* EXERCISE GOAL
Tally the lines that include "JSON". Output the number only.

* DATA PROVIDED

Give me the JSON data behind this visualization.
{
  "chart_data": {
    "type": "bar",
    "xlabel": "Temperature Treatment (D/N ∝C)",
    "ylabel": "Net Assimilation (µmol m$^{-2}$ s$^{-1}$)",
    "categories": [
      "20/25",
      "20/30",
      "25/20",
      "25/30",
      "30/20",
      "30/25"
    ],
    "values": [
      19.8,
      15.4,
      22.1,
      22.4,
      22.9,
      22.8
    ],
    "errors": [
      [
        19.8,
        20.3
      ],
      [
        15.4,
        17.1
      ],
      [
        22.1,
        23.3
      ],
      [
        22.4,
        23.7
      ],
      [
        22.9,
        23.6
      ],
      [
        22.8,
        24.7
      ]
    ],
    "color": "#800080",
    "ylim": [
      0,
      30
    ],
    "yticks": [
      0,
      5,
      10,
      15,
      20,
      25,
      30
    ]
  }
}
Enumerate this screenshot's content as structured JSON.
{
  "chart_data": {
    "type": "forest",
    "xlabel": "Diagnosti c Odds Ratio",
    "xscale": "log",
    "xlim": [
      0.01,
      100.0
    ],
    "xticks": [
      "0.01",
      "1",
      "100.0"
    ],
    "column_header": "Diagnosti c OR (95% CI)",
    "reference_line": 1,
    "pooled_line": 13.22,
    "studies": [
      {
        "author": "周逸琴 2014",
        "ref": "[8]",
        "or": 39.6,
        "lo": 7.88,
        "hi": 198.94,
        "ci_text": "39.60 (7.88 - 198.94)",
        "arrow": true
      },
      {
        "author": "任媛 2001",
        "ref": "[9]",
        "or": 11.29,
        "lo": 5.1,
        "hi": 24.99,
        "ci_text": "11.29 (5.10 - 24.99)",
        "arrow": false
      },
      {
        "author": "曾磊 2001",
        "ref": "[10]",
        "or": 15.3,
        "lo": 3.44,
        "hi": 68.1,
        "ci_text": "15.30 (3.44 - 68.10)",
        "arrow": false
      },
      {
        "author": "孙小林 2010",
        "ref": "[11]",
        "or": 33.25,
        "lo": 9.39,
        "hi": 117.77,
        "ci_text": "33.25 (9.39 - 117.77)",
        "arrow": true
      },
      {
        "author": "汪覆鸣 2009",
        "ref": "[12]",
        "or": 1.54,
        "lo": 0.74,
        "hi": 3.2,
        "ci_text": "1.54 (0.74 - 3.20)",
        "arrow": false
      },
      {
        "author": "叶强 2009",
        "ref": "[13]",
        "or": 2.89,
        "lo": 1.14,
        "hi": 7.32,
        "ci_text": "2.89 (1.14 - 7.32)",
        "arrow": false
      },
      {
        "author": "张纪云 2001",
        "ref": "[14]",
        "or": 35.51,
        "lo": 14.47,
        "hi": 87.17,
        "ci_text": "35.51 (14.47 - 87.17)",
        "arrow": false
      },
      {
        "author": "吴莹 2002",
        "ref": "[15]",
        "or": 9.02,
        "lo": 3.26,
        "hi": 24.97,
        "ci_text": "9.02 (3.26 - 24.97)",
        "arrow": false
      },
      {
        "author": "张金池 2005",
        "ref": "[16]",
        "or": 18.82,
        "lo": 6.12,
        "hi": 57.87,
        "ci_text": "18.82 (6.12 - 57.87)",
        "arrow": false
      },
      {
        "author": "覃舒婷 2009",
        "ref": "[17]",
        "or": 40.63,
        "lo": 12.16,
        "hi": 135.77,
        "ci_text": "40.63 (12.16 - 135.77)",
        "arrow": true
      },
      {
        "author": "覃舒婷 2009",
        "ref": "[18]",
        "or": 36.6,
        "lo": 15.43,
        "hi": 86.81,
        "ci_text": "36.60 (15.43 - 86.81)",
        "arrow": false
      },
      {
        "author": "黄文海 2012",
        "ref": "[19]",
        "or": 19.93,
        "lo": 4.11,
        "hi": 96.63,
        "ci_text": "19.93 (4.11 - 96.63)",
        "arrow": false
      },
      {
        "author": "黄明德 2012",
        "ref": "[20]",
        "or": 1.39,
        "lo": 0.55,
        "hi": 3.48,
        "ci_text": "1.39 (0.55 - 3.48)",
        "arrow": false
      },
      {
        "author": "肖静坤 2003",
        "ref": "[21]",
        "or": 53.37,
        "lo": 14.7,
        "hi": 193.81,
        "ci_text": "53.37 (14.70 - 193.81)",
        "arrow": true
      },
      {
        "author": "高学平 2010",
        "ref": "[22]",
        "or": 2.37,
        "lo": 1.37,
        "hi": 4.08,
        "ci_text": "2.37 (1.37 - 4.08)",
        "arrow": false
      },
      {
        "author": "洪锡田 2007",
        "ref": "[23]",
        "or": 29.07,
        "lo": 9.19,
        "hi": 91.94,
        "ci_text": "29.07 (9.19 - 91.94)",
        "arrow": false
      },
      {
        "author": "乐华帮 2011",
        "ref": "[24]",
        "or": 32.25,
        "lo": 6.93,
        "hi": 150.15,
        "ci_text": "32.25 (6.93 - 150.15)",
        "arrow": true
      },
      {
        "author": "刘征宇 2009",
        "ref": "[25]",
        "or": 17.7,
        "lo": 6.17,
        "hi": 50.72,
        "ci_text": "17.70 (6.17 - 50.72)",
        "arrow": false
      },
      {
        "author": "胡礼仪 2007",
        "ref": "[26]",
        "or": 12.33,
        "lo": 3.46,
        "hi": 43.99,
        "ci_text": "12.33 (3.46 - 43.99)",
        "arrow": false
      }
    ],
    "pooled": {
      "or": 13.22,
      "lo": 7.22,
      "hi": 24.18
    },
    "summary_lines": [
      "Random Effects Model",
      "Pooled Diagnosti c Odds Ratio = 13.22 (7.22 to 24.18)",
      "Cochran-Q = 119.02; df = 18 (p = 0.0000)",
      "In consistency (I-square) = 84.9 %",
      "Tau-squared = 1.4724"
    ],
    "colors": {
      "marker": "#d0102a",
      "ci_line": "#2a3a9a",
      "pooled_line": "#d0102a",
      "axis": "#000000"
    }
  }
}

* FULL ANSWER
2